● **WHAT THE TASK REQUIRES**: Take each line that has the word "Target" and return it.

● **DATASET ROWS**:
====

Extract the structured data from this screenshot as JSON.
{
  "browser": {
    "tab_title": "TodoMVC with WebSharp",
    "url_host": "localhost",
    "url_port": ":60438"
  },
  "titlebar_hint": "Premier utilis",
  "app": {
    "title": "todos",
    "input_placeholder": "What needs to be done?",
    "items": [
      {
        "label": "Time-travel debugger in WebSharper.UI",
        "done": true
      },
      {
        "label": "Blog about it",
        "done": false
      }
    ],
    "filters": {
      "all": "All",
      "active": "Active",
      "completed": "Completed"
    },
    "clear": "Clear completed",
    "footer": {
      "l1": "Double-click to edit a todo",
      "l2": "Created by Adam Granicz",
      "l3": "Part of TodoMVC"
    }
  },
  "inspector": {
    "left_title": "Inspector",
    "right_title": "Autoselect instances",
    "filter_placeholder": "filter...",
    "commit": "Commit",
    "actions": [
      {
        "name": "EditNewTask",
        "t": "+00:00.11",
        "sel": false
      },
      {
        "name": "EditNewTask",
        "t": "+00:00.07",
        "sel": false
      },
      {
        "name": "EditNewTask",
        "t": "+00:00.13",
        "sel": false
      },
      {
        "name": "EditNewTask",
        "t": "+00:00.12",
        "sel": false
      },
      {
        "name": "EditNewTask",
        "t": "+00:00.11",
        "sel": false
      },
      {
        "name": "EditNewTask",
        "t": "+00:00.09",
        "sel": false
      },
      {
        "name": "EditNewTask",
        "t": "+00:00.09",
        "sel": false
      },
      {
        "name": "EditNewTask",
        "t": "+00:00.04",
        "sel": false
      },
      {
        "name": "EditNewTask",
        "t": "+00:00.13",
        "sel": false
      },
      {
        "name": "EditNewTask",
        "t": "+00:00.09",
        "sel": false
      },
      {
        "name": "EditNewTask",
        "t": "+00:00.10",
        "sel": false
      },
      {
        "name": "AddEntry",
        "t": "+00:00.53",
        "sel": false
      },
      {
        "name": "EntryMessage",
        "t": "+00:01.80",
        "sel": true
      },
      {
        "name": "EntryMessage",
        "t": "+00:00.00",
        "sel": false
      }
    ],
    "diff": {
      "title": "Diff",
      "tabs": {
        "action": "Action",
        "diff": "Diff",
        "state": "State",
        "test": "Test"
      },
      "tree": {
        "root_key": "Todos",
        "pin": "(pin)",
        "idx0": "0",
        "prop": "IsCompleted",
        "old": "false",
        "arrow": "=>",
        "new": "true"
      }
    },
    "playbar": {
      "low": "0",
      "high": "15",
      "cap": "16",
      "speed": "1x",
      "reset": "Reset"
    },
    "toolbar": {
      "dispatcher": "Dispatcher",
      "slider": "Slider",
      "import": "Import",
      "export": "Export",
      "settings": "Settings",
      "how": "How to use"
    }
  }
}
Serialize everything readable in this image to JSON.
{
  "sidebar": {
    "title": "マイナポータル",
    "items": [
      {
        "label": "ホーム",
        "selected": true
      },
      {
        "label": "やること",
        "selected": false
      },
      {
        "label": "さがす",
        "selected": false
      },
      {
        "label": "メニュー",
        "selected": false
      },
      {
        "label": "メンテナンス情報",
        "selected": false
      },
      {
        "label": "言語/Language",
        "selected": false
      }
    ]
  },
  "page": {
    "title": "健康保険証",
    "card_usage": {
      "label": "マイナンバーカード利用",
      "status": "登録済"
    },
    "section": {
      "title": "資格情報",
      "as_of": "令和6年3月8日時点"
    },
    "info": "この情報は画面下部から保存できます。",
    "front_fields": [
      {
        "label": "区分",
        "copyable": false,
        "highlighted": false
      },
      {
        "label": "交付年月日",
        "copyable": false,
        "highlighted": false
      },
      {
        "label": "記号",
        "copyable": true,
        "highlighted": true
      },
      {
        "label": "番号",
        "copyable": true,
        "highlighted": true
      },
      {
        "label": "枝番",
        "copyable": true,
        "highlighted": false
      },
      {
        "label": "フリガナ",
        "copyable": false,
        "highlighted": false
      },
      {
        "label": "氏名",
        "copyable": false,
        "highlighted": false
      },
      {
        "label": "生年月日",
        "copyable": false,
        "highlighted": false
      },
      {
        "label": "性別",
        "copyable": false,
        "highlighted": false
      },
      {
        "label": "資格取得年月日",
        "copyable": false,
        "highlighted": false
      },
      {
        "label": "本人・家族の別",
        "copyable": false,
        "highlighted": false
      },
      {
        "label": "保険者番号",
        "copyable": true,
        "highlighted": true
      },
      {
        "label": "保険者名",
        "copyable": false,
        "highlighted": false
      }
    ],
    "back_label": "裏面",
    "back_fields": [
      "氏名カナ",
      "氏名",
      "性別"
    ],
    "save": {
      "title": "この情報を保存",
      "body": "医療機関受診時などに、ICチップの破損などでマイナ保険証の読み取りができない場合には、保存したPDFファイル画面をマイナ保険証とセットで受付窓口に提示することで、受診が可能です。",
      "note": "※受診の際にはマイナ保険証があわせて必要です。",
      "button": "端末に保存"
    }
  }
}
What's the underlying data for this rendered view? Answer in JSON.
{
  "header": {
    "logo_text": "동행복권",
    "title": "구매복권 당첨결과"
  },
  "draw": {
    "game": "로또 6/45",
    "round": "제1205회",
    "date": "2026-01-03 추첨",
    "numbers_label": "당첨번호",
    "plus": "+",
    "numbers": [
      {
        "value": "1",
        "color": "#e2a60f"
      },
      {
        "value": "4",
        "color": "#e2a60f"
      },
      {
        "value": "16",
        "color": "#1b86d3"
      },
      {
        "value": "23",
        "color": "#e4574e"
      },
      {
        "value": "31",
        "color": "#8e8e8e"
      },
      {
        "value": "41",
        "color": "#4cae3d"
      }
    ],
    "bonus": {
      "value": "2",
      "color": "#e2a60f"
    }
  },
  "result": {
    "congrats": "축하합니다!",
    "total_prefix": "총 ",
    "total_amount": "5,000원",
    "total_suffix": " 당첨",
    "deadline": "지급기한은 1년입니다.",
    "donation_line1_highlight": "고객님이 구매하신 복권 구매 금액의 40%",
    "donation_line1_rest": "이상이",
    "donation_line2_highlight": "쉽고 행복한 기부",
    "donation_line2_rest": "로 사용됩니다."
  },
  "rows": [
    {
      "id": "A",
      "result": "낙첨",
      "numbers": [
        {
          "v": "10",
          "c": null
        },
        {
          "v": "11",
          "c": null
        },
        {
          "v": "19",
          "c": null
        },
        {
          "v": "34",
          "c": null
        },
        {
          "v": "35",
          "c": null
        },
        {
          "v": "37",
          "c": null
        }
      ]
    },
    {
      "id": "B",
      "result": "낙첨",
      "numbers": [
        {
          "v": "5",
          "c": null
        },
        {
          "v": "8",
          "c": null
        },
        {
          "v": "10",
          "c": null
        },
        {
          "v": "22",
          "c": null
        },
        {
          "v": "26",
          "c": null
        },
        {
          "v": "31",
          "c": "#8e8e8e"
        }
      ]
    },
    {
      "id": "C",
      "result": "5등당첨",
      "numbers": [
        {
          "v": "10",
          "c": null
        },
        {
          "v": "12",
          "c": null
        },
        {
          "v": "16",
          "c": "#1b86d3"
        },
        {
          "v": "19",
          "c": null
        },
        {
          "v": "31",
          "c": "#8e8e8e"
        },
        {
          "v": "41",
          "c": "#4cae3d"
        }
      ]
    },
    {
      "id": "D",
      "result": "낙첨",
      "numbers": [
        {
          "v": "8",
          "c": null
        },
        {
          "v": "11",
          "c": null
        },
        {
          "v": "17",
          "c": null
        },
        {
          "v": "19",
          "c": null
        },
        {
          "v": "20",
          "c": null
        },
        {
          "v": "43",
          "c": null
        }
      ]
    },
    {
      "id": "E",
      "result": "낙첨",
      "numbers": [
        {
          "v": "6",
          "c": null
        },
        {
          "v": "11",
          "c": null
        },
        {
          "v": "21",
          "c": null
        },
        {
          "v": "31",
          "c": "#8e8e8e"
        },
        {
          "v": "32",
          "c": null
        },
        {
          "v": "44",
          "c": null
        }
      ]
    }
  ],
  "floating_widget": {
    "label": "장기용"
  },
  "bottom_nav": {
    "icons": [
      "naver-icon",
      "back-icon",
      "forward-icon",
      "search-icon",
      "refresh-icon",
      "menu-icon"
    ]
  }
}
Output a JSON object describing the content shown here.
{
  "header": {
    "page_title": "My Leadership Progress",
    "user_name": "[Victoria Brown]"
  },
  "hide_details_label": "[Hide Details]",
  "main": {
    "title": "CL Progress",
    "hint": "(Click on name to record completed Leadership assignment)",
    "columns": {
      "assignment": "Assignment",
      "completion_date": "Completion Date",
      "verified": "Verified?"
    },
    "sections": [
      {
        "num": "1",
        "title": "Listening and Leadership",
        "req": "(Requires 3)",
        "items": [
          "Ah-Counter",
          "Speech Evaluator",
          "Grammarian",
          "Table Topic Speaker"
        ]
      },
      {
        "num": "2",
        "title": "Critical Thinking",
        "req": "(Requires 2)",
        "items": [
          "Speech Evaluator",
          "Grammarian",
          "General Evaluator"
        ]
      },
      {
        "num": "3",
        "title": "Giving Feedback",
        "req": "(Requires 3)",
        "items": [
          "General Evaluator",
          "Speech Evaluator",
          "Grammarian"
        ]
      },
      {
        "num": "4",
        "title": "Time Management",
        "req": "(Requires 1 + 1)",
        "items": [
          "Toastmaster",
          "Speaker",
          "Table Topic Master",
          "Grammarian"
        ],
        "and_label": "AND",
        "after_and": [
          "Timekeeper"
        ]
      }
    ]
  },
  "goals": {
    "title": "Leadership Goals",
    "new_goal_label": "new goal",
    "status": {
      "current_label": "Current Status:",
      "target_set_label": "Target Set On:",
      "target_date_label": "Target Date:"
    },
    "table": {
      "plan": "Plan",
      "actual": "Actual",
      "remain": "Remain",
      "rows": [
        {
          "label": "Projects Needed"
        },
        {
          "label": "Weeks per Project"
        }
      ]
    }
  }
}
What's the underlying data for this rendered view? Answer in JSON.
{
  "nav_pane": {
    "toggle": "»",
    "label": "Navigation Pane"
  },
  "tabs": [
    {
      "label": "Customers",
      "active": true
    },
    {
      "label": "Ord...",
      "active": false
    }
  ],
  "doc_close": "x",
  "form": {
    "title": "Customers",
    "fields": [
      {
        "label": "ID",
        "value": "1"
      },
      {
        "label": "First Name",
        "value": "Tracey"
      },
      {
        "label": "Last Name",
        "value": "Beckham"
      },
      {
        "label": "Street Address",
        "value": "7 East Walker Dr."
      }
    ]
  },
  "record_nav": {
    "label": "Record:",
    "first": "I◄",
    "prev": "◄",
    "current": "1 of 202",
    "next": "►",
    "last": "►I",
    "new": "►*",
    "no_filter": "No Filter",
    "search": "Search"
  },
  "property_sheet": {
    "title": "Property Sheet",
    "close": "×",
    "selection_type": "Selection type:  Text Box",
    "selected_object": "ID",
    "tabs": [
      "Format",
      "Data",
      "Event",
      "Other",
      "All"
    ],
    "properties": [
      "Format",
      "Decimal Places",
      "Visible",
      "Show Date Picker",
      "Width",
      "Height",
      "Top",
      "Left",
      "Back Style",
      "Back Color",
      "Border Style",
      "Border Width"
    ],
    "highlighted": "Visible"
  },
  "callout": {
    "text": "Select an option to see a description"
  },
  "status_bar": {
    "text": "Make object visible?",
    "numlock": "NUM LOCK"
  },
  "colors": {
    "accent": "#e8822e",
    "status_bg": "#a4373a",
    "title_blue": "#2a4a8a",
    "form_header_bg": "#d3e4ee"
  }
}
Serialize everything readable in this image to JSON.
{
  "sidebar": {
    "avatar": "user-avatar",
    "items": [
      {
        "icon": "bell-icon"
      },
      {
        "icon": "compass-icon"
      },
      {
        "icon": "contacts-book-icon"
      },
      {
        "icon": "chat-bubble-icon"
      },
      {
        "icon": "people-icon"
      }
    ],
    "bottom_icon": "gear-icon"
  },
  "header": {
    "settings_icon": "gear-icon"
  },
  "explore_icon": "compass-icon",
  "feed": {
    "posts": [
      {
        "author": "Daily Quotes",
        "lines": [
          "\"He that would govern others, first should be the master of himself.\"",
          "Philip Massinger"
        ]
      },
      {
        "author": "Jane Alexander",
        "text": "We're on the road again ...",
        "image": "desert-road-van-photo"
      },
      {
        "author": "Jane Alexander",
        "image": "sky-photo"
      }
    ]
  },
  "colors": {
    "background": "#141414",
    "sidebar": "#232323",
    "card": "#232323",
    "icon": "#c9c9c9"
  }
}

====

● **EXERCISE SOLUTION**:
      "target_set_label": "Target Set On:",
      "target_date_label": "Target Date:"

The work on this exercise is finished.